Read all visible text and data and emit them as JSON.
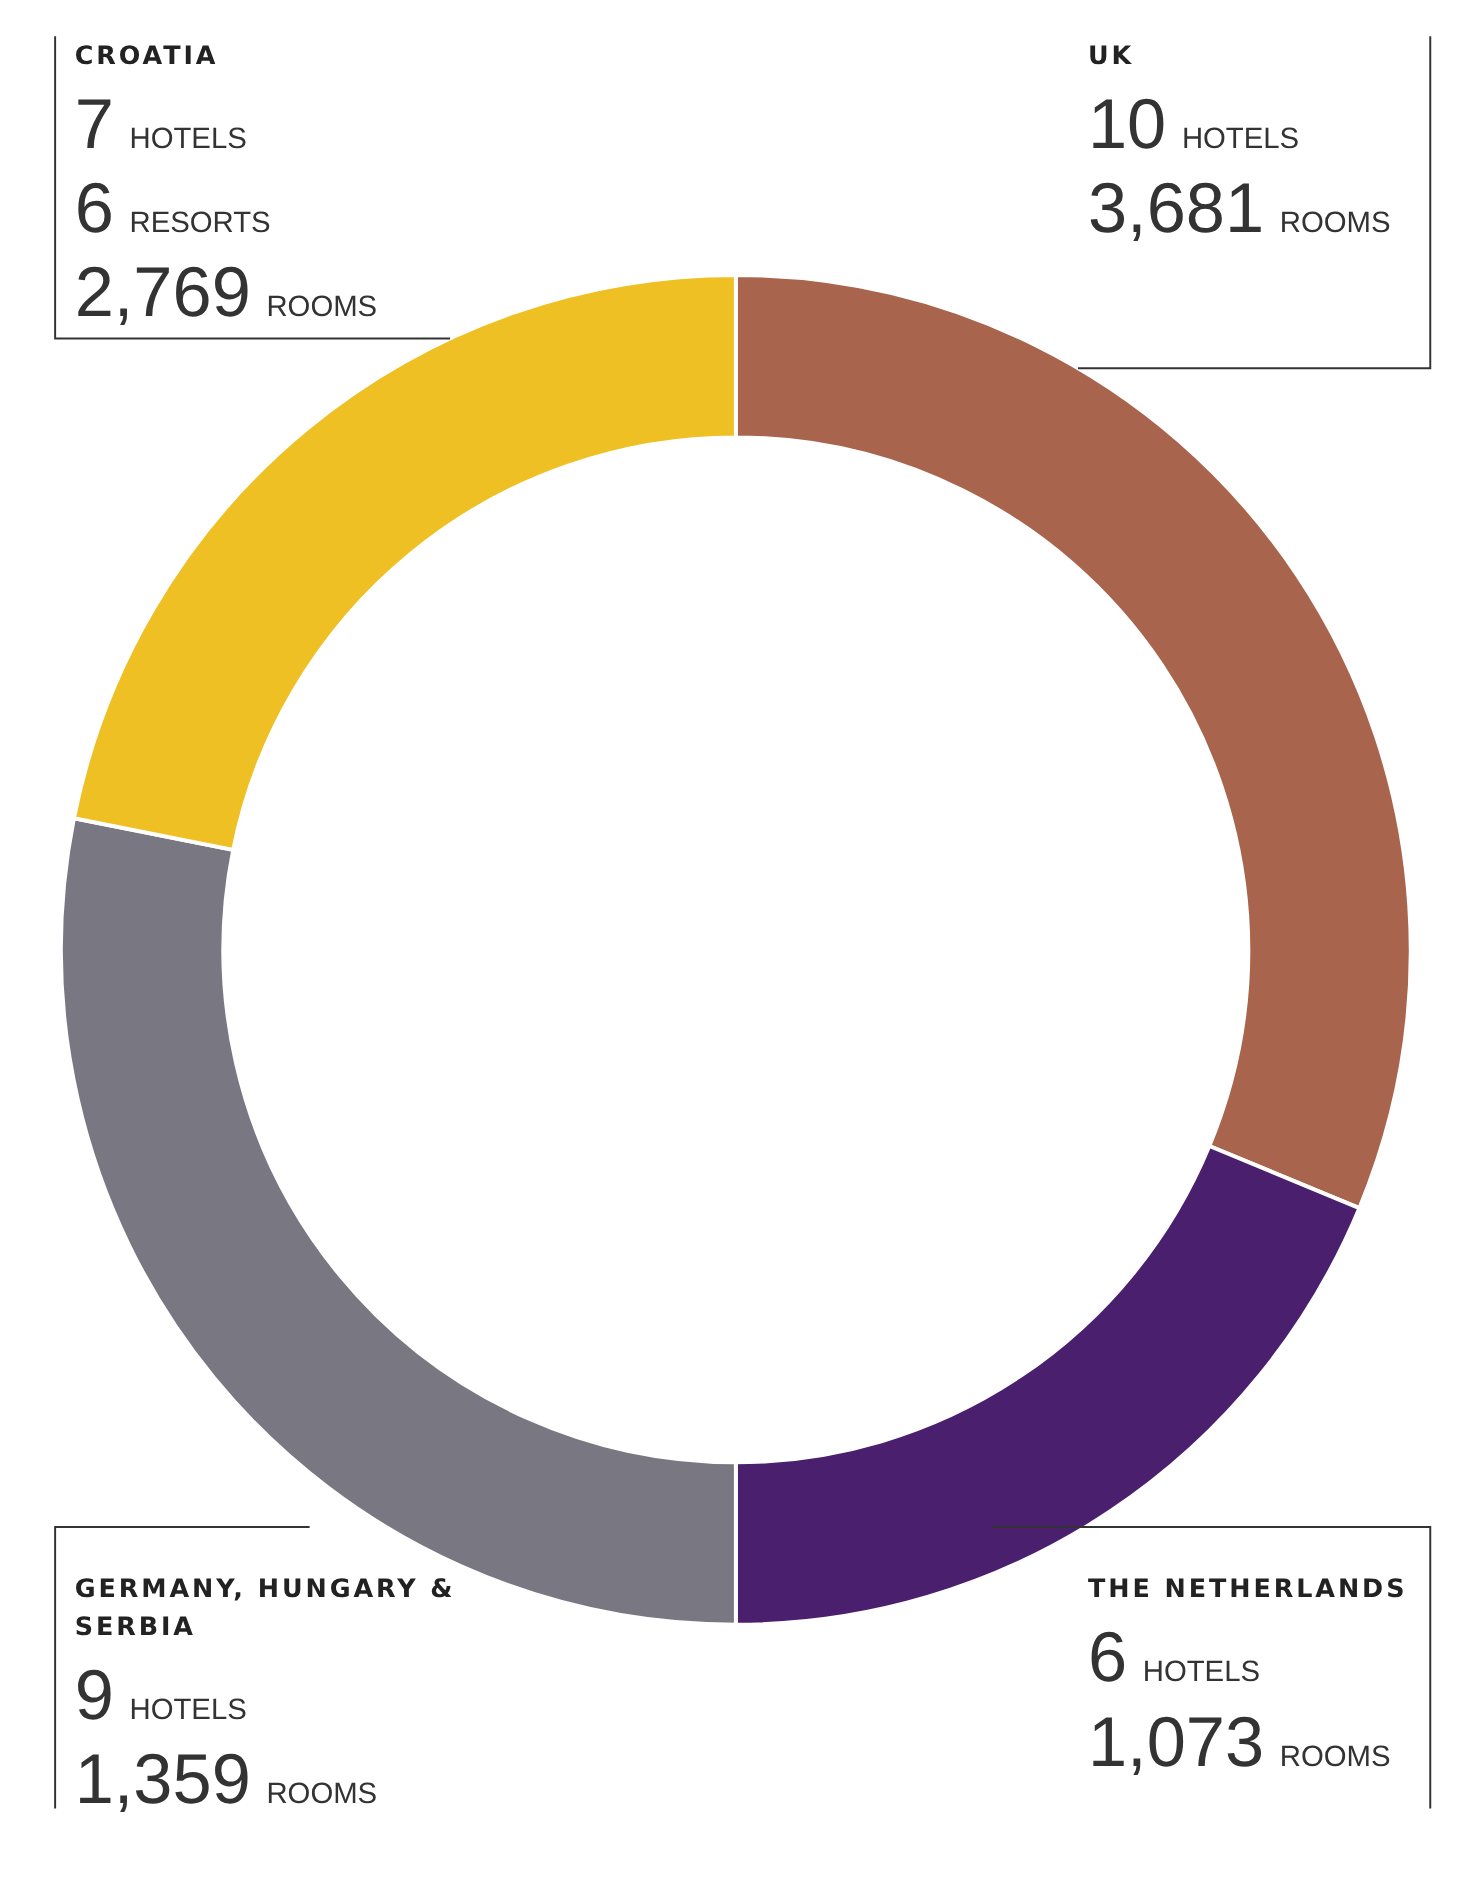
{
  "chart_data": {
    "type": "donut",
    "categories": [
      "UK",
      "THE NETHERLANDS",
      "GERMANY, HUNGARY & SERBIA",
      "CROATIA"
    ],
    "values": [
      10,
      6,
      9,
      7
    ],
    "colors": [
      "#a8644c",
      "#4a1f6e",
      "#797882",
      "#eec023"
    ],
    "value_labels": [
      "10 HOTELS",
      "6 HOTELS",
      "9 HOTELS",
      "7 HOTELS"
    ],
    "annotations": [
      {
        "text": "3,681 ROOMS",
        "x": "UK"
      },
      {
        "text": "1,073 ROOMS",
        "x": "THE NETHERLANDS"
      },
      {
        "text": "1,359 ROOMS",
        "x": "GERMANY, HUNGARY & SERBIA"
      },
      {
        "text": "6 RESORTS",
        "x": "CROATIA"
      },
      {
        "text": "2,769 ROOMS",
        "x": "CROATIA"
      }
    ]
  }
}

######

The problem:
Repeat all of the data above word for word, minus the pictures.

Written response:
Read all visible text and data and emit them as JSON.
{
  "chart_data": {
    "type": "donut",
    "categories": [
      "UK",
      "THE NETHERLANDS",
      "GERMANY, HUNGARY & SERBIA",
      "CROATIA"
    ],
    "values": [
      10,
      6,
      9,
      7
    ],
    "colors": [
      "#a8644c",
      "#4a1f6e",
      "#797882",
      "#eec023"
    ],
    "value_labels": [
      "10 HOTELS",
      "6 HOTELS",
      "9 HOTELS",
      "7 HOTELS"
    ],
    "annotations": [
      {
        "text": "3,681 ROOMS",
        "x": "UK"
      },
      {
        "text": "1,073 ROOMS",
        "x": "THE NETHERLANDS"
      },
      {
        "text": "1,359 ROOMS",
        "x": "GERMANY, HUNGARY & SERBIA"
      },
      {
        "text": "6 RESORTS",
        "x": "CROATIA"
      },
      {
        "text": "2,769 ROOMS",
        "x": "CROATIA"
      }
    ]
  }
}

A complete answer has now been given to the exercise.